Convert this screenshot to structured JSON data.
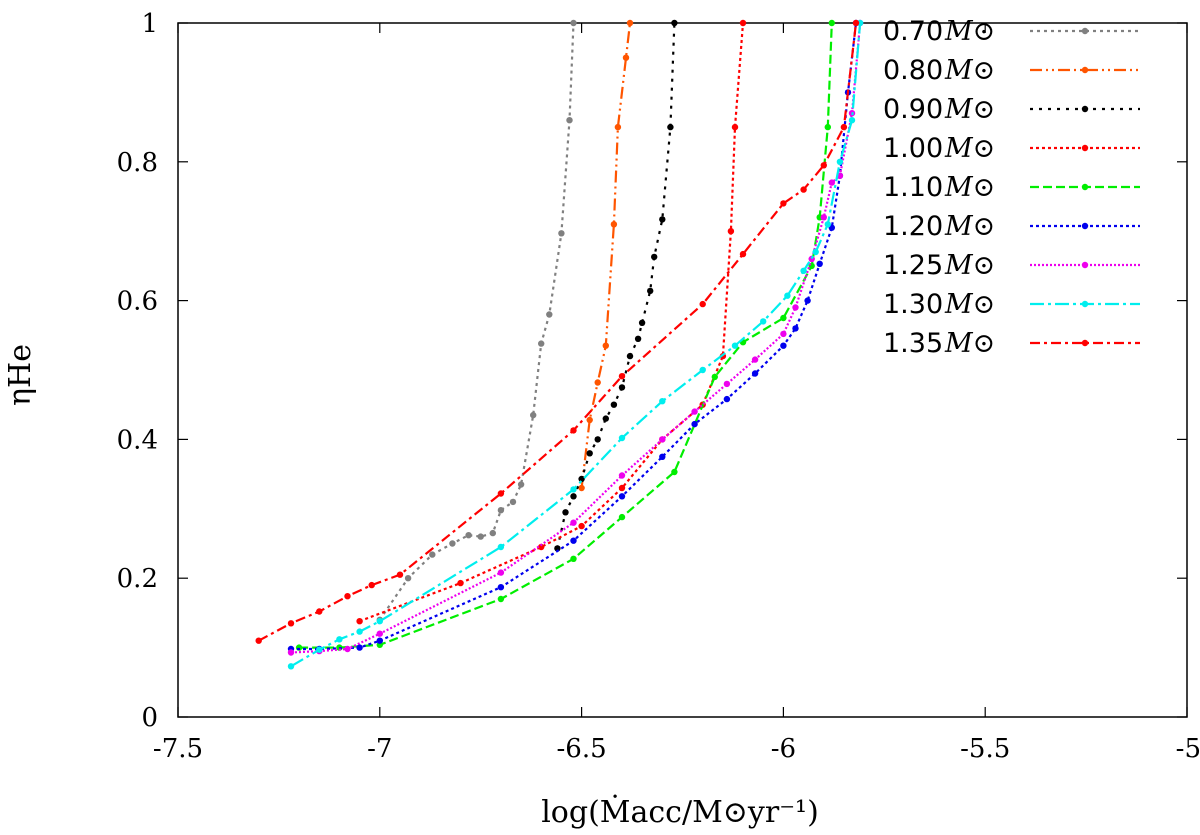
{
  "chart_data": {
    "type": "line",
    "title": "",
    "xlabel": "log(Ṁacc/M⊙yr⁻¹)",
    "ylabel": "ηHe",
    "xlim": [
      -7.5,
      -5
    ],
    "ylim": [
      0,
      1
    ],
    "xticks": [
      -7.5,
      -7,
      -6.5,
      -6,
      -5.5,
      -5
    ],
    "xtick_labels": [
      "-7.5",
      "-7",
      "-6.5",
      "-6",
      "-5.5",
      "-5"
    ],
    "yticks": [
      0,
      0.2,
      0.4,
      0.6,
      0.8,
      1
    ],
    "ytick_labels": [
      "0",
      "0.2",
      "0.4",
      "0.6",
      "0.8",
      "1"
    ],
    "legend_position": "top-right",
    "grid": false,
    "series": [
      {
        "name": "0.70",
        "unit": "M⊙",
        "color": "#808080",
        "dash": "3 4",
        "x": [
          -7.0,
          -6.93,
          -6.87,
          -6.82,
          -6.78,
          -6.75,
          -6.72,
          -6.7,
          -6.67,
          -6.65,
          -6.62,
          -6.6,
          -6.58,
          -6.55,
          -6.53,
          -6.52
        ],
        "y": [
          0.14,
          0.2,
          0.234,
          0.25,
          0.262,
          0.26,
          0.265,
          0.298,
          0.31,
          0.335,
          0.435,
          0.538,
          0.58,
          0.697,
          0.86,
          1.0
        ]
      },
      {
        "name": "0.80",
        "unit": "M⊙",
        "color": "#ff5500",
        "dash": "12 4 2 4 2 4",
        "x": [
          -6.5,
          -6.48,
          -6.46,
          -6.44,
          -6.42,
          -6.41,
          -6.39,
          -6.38
        ],
        "y": [
          0.33,
          0.428,
          0.482,
          0.535,
          0.71,
          0.85,
          0.95,
          1.0
        ]
      },
      {
        "name": "0.90",
        "unit": "M⊙",
        "color": "#000000",
        "dash": "3 6",
        "x": [
          -6.56,
          -6.54,
          -6.52,
          -6.5,
          -6.48,
          -6.46,
          -6.44,
          -6.42,
          -6.4,
          -6.38,
          -6.36,
          -6.35,
          -6.33,
          -6.32,
          -6.3,
          -6.28,
          -6.27
        ],
        "y": [
          0.243,
          0.295,
          0.318,
          0.343,
          0.38,
          0.4,
          0.43,
          0.45,
          0.475,
          0.52,
          0.545,
          0.568,
          0.614,
          0.663,
          0.717,
          0.85,
          1.0
        ]
      },
      {
        "name": "1.00",
        "unit": "M⊙",
        "color": "#ff0000",
        "dash": "3 3",
        "x": [
          -7.05,
          -6.8,
          -6.6,
          -6.5,
          -6.4,
          -6.3,
          -6.2,
          -6.15,
          -6.13,
          -6.12,
          -6.1
        ],
        "y": [
          0.138,
          0.193,
          0.245,
          0.275,
          0.33,
          0.4,
          0.45,
          0.52,
          0.7,
          0.85,
          1.0
        ]
      },
      {
        "name": "1.10",
        "unit": "M⊙",
        "color": "#00ee00",
        "dash": "9 4",
        "x": [
          -7.2,
          -7.1,
          -7.0,
          -6.7,
          -6.52,
          -6.4,
          -6.27,
          -6.17,
          -6.1,
          -6.0,
          -5.93,
          -5.91,
          -5.89,
          -5.88
        ],
        "y": [
          0.1,
          0.1,
          0.104,
          0.17,
          0.228,
          0.288,
          0.353,
          0.49,
          0.54,
          0.575,
          0.65,
          0.72,
          0.85,
          1.0
        ]
      },
      {
        "name": "1.20",
        "unit": "M⊙",
        "color": "#0000ee",
        "dash": "3 3",
        "x": [
          -7.22,
          -7.15,
          -7.05,
          -7.0,
          -6.7,
          -6.52,
          -6.4,
          -6.3,
          -6.22,
          -6.14,
          -6.07,
          -6.0,
          -5.97,
          -5.94,
          -5.91,
          -5.88,
          -5.86,
          -5.84,
          -5.82
        ],
        "y": [
          0.098,
          0.098,
          0.1,
          0.11,
          0.187,
          0.254,
          0.318,
          0.375,
          0.422,
          0.458,
          0.495,
          0.535,
          0.56,
          0.6,
          0.653,
          0.705,
          0.78,
          0.9,
          1.0
        ]
      },
      {
        "name": "1.25",
        "unit": "M⊙",
        "color": "#ee00ee",
        "dash": "2 2",
        "x": [
          -7.22,
          -7.15,
          -7.08,
          -7.0,
          -6.7,
          -6.52,
          -6.4,
          -6.3,
          -6.22,
          -6.14,
          -6.07,
          -6.0,
          -5.97,
          -5.93,
          -5.9,
          -5.88,
          -5.86,
          -5.83,
          -5.81
        ],
        "y": [
          0.093,
          0.095,
          0.098,
          0.12,
          0.208,
          0.28,
          0.348,
          0.4,
          0.44,
          0.48,
          0.515,
          0.552,
          0.59,
          0.66,
          0.72,
          0.77,
          0.78,
          0.87,
          1.0
        ]
      },
      {
        "name": "1.30",
        "unit": "M⊙",
        "color": "#00eeee",
        "dash": "14 4 3 4",
        "x": [
          -7.22,
          -7.15,
          -7.1,
          -7.05,
          -7.0,
          -6.7,
          -6.52,
          -6.4,
          -6.3,
          -6.2,
          -6.12,
          -6.05,
          -5.99,
          -5.95,
          -5.92,
          -5.89,
          -5.86,
          -5.83,
          -5.81
        ],
        "y": [
          0.073,
          0.097,
          0.112,
          0.123,
          0.138,
          0.245,
          0.328,
          0.402,
          0.455,
          0.5,
          0.535,
          0.57,
          0.607,
          0.643,
          0.67,
          0.71,
          0.8,
          0.86,
          1.0
        ]
      },
      {
        "name": "1.35",
        "unit": "M⊙",
        "color": "#ff0000",
        "dash": "10 4 3 4",
        "x": [
          -7.3,
          -7.22,
          -7.15,
          -7.08,
          -7.02,
          -6.95,
          -6.7,
          -6.52,
          -6.4,
          -6.2,
          -6.1,
          -6.0,
          -5.95,
          -5.9,
          -5.85,
          -5.82
        ],
        "y": [
          0.11,
          0.135,
          0.152,
          0.174,
          0.19,
          0.205,
          0.322,
          0.413,
          0.491,
          0.595,
          0.667,
          0.74,
          0.76,
          0.795,
          0.85,
          1.0
        ]
      }
    ]
  }
}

> _Work to be completed_
Tally the lines of the records holding the word "name", then state only the tally.

> _Exercise response_
9